>> START GIVEN DATA

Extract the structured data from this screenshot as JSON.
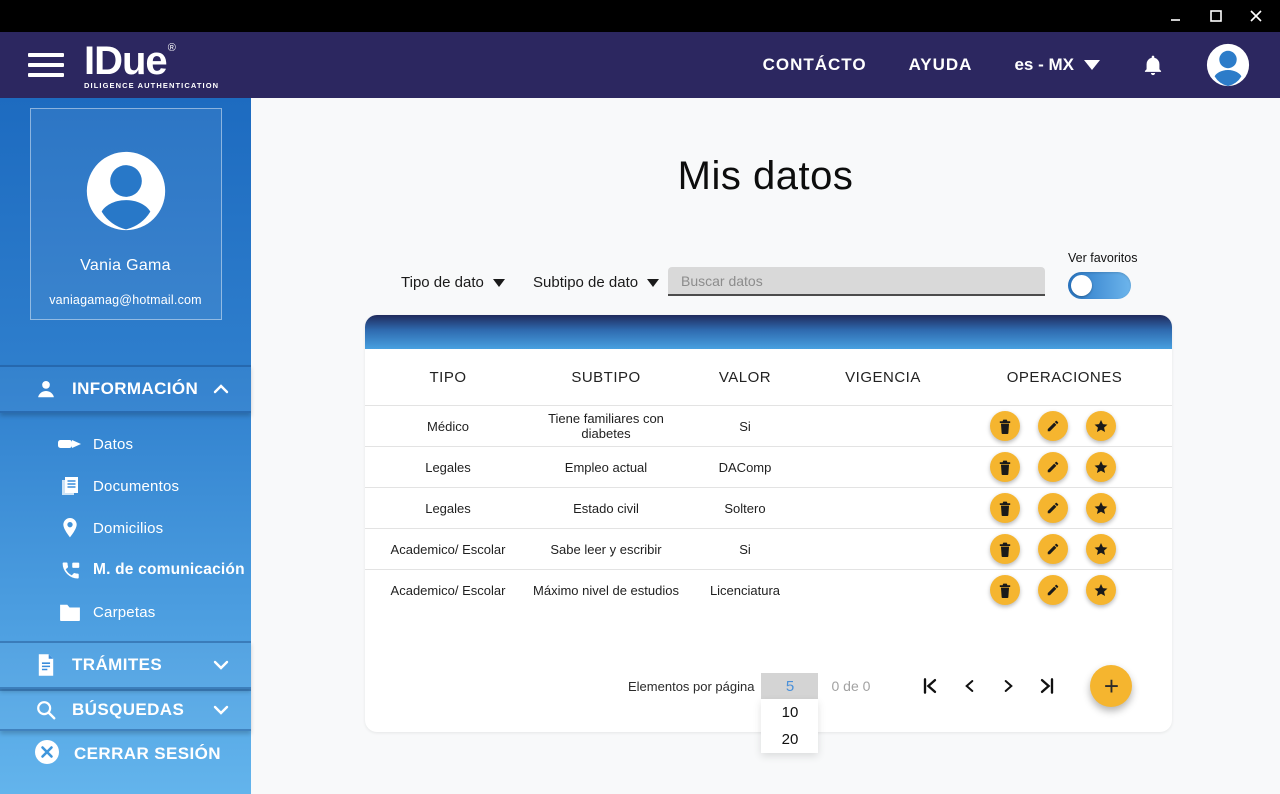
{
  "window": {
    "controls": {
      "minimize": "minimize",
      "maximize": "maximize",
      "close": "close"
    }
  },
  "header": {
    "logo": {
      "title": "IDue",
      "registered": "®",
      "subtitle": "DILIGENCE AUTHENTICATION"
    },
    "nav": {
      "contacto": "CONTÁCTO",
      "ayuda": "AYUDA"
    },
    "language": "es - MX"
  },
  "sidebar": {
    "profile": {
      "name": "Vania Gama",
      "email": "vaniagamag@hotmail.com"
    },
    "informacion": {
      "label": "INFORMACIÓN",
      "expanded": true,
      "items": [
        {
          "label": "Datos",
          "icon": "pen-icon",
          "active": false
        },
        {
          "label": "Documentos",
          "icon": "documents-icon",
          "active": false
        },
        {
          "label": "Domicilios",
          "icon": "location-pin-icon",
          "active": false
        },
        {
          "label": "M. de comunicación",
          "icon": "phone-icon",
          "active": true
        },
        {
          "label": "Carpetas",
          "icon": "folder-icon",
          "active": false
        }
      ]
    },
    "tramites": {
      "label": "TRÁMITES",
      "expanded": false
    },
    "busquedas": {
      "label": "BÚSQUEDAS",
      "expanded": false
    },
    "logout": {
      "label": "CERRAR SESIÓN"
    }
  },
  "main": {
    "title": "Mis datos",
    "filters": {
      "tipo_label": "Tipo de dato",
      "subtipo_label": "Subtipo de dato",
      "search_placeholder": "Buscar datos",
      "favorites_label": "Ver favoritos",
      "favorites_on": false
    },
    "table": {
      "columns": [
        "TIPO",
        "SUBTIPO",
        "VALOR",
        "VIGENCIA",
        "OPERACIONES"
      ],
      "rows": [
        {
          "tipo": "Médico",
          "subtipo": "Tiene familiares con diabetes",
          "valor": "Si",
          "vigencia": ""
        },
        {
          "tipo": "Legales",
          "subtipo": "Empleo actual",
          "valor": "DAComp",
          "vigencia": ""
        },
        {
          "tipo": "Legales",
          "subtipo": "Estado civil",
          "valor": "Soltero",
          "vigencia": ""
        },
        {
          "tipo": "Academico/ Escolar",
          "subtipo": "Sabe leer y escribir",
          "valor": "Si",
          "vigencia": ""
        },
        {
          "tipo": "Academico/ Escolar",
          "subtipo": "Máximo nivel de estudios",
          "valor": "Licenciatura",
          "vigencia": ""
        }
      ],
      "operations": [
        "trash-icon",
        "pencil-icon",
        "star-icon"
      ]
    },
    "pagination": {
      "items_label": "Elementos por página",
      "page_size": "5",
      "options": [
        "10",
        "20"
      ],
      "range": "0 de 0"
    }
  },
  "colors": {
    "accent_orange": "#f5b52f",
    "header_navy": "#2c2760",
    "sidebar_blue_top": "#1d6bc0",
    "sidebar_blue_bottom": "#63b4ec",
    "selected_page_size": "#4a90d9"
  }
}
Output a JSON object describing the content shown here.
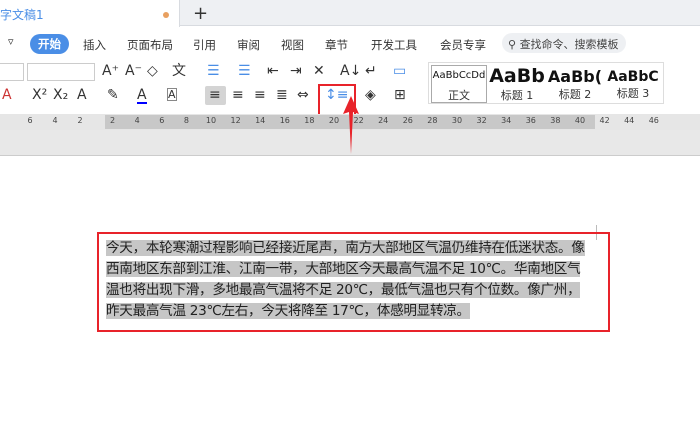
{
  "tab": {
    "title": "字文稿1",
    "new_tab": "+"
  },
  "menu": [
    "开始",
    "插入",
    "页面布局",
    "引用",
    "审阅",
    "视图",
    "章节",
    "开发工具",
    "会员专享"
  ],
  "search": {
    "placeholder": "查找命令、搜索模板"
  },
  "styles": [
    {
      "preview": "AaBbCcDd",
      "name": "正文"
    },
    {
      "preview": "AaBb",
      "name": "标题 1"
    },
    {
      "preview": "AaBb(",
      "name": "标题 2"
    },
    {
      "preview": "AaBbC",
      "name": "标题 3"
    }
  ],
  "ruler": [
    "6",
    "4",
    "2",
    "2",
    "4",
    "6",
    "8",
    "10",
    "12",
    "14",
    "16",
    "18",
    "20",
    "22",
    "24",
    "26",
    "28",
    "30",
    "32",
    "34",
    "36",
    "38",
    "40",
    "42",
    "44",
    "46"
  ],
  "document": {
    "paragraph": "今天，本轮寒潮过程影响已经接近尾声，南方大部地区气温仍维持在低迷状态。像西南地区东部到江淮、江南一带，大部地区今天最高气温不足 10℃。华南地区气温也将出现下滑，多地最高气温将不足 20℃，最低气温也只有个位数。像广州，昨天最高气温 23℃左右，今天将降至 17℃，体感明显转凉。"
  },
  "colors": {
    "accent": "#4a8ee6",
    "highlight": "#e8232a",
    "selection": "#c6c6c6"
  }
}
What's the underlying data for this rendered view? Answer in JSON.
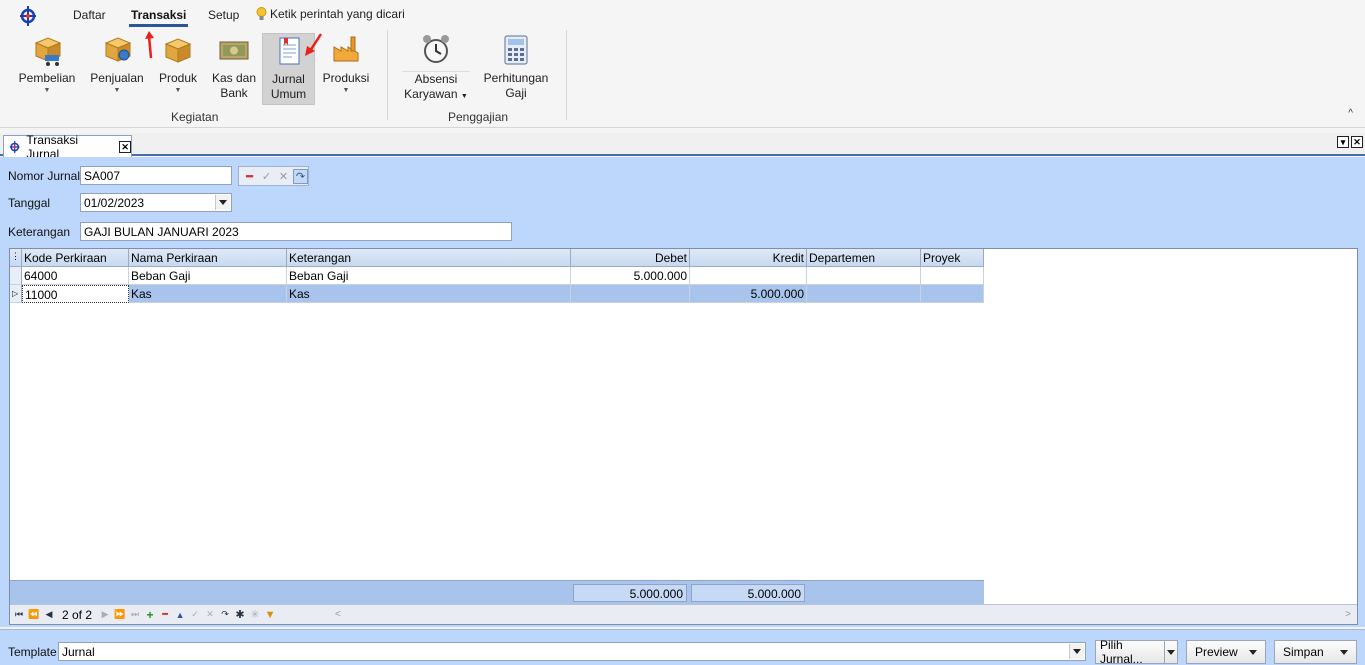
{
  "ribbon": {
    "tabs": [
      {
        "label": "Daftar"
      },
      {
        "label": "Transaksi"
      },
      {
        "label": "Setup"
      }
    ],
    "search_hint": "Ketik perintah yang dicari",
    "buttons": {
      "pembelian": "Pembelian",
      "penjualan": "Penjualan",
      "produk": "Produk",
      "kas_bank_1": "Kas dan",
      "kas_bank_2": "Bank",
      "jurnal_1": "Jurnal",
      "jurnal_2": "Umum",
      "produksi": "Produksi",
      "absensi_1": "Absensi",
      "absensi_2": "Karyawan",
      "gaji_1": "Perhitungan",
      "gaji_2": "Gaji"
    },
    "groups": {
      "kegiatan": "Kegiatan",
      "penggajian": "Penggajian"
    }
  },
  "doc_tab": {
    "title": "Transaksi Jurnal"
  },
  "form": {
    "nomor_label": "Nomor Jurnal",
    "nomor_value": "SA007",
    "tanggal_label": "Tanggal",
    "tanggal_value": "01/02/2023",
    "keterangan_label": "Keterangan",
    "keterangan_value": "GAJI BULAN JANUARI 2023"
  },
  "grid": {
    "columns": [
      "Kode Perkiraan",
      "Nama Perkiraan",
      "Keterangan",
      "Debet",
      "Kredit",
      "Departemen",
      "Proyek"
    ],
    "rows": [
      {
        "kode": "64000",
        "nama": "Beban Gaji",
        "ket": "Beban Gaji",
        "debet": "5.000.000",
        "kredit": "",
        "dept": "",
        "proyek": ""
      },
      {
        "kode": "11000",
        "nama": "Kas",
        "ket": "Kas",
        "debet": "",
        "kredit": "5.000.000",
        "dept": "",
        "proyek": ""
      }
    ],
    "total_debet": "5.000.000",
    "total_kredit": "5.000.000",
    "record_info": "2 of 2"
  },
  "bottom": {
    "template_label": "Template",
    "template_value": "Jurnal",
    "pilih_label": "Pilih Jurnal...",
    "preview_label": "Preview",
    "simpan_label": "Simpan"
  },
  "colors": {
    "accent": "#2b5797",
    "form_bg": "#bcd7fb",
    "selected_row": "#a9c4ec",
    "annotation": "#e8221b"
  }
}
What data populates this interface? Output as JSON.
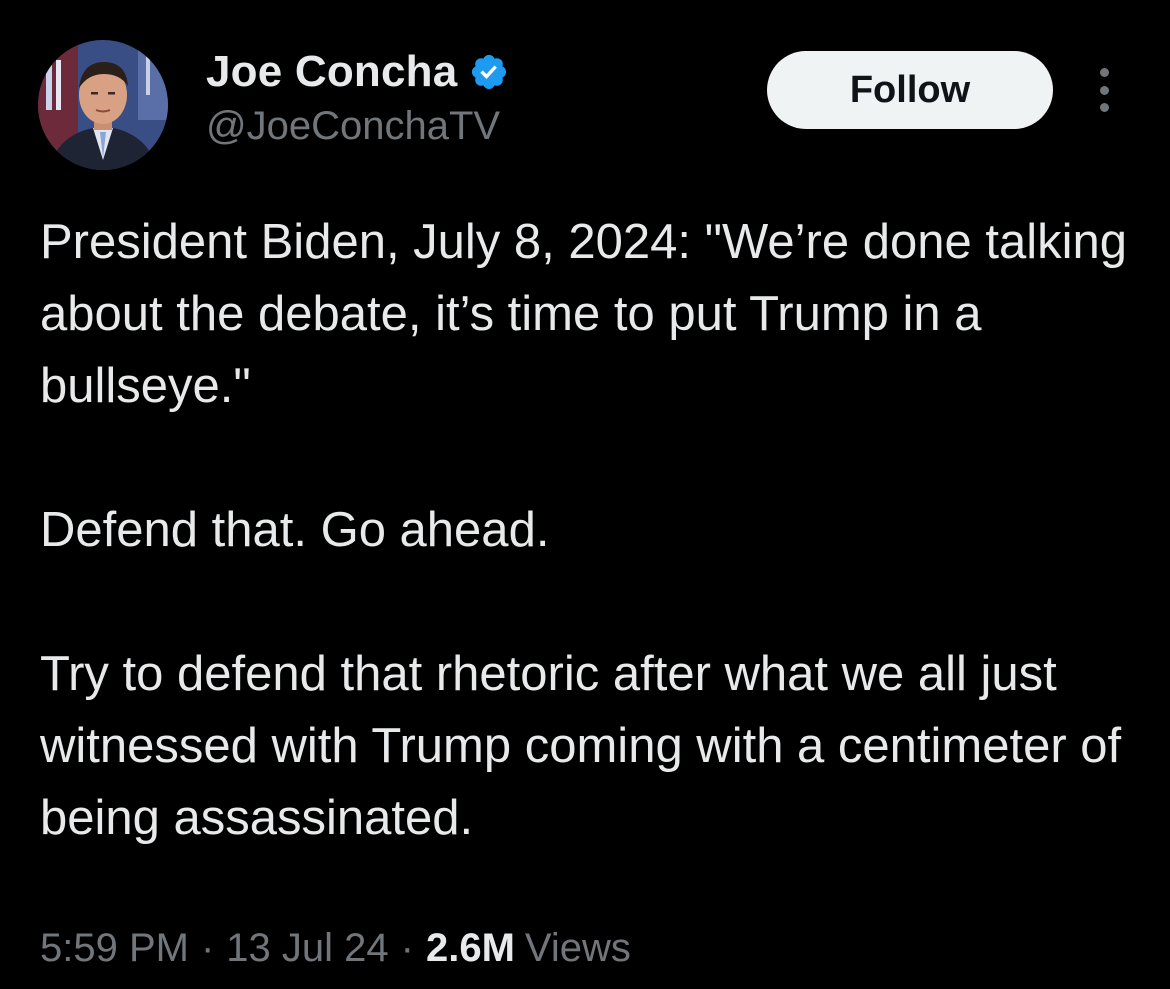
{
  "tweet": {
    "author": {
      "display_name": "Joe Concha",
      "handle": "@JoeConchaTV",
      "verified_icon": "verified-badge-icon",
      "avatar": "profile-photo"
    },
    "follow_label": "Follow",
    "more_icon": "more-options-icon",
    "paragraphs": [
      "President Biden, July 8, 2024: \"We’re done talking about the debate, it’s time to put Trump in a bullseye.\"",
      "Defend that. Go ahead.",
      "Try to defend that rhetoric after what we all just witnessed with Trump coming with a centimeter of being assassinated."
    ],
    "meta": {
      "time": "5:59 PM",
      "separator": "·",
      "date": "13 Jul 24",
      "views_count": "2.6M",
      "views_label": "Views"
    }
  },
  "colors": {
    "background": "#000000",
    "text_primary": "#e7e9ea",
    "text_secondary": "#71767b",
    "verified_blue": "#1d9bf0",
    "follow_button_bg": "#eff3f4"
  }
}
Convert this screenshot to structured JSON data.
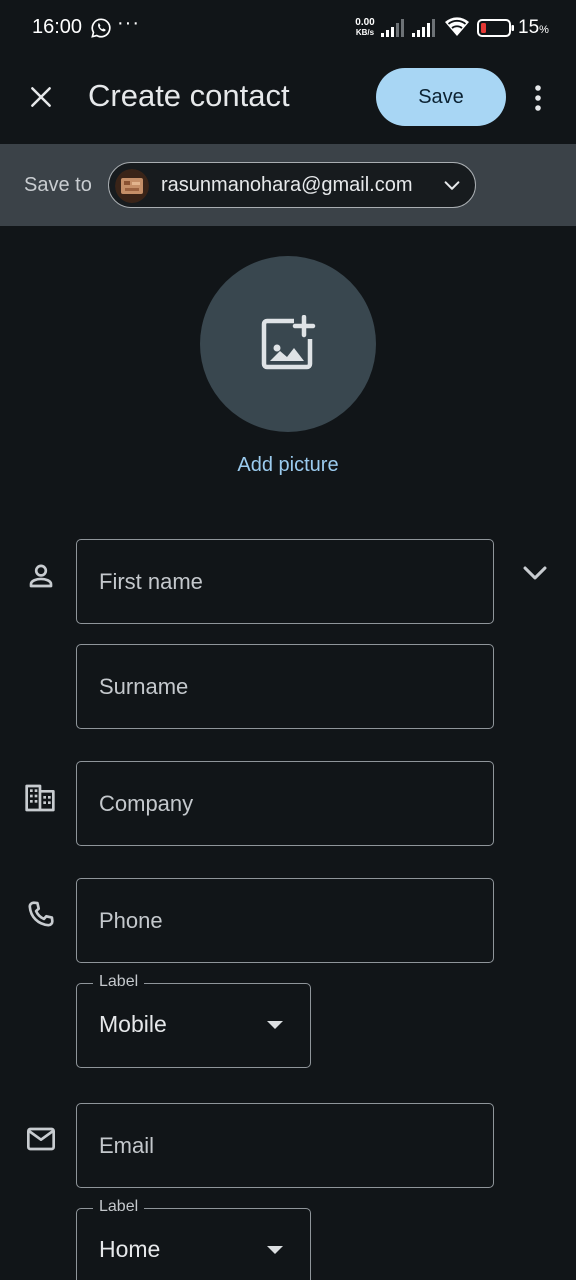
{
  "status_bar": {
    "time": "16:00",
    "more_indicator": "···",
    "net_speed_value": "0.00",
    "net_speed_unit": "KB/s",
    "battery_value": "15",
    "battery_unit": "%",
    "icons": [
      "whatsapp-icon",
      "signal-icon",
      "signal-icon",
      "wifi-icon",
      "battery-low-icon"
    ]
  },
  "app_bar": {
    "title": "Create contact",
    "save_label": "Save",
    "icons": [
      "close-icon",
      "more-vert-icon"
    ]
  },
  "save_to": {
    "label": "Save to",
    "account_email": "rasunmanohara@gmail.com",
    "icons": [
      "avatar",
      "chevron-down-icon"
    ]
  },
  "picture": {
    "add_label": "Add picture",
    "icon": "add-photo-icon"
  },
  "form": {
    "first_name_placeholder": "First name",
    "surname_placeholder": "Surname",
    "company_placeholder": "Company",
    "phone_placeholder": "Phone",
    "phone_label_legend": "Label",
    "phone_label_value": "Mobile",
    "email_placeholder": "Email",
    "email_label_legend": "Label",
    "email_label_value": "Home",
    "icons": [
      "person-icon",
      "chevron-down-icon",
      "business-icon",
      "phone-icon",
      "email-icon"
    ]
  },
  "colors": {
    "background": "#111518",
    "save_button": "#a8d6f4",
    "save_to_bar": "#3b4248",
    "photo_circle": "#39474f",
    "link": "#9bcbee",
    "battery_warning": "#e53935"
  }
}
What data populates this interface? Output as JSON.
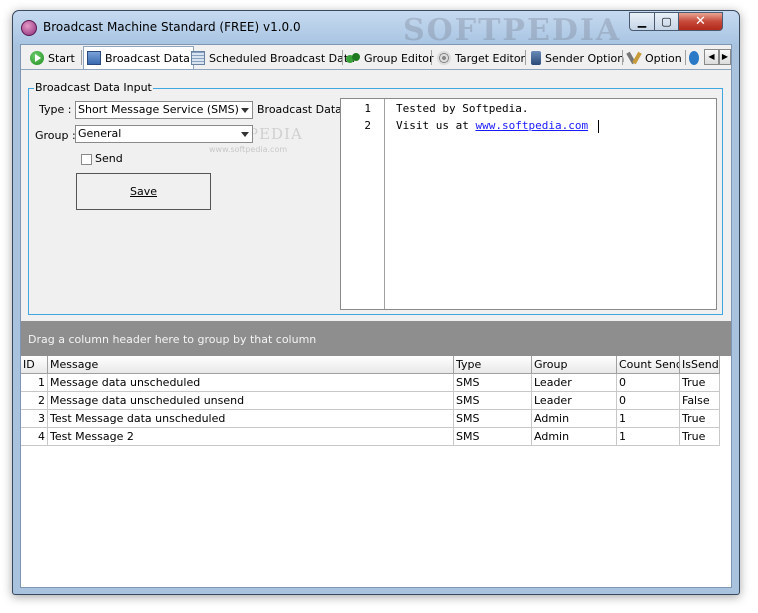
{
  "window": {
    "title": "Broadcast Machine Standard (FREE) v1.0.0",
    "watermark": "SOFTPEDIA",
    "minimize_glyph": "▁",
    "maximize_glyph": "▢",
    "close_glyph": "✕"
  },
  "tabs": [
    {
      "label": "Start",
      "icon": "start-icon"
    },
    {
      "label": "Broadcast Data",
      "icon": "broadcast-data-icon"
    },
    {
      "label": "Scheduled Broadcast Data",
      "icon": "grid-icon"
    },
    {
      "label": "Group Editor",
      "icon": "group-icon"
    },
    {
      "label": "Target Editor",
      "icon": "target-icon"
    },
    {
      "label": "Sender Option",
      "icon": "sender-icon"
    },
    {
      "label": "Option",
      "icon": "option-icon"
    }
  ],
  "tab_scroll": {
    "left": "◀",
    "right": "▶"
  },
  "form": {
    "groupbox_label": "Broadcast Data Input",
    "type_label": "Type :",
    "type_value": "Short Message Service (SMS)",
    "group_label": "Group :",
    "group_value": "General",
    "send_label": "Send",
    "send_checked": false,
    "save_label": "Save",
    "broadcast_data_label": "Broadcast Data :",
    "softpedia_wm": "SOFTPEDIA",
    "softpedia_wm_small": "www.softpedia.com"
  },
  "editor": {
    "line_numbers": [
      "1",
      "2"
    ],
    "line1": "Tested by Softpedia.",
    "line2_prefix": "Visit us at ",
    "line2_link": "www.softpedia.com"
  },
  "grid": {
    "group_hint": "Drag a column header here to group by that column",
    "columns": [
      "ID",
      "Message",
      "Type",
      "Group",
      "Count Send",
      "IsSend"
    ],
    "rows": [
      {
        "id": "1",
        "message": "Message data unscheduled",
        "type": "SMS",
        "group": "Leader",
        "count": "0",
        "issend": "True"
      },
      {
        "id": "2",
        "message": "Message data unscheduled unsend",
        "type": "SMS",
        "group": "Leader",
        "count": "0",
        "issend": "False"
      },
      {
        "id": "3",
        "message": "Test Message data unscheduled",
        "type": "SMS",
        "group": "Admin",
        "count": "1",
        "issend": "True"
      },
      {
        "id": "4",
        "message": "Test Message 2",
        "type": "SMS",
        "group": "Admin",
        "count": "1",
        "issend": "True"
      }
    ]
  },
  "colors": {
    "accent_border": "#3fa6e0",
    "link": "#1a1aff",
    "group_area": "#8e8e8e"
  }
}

>> END GIVEN DATA

- [TASK]:
Please list every line of the records that contains "chevron".

- [THE REPLY]:
      "chevron-down-icon"
      "chevron-down-icon",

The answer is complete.